-- Start of GIVEN RECORDS --
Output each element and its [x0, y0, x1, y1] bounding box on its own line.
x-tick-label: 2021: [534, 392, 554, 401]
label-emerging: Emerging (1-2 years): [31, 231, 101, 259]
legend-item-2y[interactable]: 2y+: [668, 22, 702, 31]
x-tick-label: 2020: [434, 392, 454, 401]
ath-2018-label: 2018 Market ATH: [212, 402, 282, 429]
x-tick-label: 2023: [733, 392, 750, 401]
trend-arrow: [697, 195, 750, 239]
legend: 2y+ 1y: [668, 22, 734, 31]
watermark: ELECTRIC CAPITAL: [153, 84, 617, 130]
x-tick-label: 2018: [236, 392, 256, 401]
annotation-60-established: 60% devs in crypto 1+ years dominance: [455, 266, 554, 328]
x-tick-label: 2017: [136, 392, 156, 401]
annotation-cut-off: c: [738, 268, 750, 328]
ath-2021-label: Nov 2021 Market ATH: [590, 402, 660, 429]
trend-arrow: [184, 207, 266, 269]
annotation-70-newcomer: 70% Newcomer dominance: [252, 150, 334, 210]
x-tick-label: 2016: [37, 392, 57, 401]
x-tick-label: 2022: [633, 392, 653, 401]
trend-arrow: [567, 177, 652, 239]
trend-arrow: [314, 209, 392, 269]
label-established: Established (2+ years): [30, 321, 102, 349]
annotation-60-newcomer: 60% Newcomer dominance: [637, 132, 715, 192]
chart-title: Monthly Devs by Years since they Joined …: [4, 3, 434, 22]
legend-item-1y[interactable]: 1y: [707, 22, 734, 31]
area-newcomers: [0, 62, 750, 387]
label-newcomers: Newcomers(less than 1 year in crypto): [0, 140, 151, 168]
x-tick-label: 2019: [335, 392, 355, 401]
-- End of GIVEN RECORDS --
[SET EXERCISE] Update the records above so that every instance of "Market ATH" reads "Market All-Time High", and leave every other part of each line unchanged.

[ANSWER TO THIS PROBLEM]
Output each element and its [x0, y0, x1, y1] bounding box on its own line.
x-tick-label: 2021: [534, 392, 554, 401]
label-emerging: Emerging (1-2 years): [31, 231, 101, 259]
legend-item-2y[interactable]: 2y+: [668, 22, 702, 31]
x-tick-label: 2020: [434, 392, 454, 401]
ath-2018-label: 2018 Market All-Time High: [212, 402, 282, 429]
x-tick-label: 2023: [733, 392, 750, 401]
trend-arrow: [697, 195, 750, 239]
legend: 2y+ 1y: [668, 22, 734, 31]
watermark: ELECTRIC CAPITAL: [153, 84, 617, 130]
x-tick-label: 2018: [236, 392, 256, 401]
annotation-60-established: 60% devs in crypto 1+ years dominance: [455, 266, 554, 328]
x-tick-label: 2017: [136, 392, 156, 401]
annotation-cut-off: c: [738, 268, 750, 328]
ath-2021-label: Nov 2021 Market All-Time High: [590, 402, 660, 429]
trend-arrow: [184, 207, 266, 269]
annotation-70-newcomer: 70% Newcomer dominance: [252, 150, 334, 210]
x-tick-label: 2016: [37, 392, 57, 401]
x-tick-label: 2022: [633, 392, 653, 401]
trend-arrow: [567, 177, 652, 239]
trend-arrow: [314, 209, 392, 269]
label-established: Established (2+ years): [30, 321, 102, 349]
annotation-60-newcomer: 60% Newcomer dominance: [637, 132, 715, 192]
chart-title: Monthly Devs by Years since they Joined …: [4, 3, 434, 22]
legend-item-1y[interactable]: 1y: [707, 22, 734, 31]
area-newcomers: [0, 62, 750, 387]
label-newcomers: Newcomers(less than 1 year in crypto): [0, 140, 151, 168]
x-tick-label: 2019: [335, 392, 355, 401]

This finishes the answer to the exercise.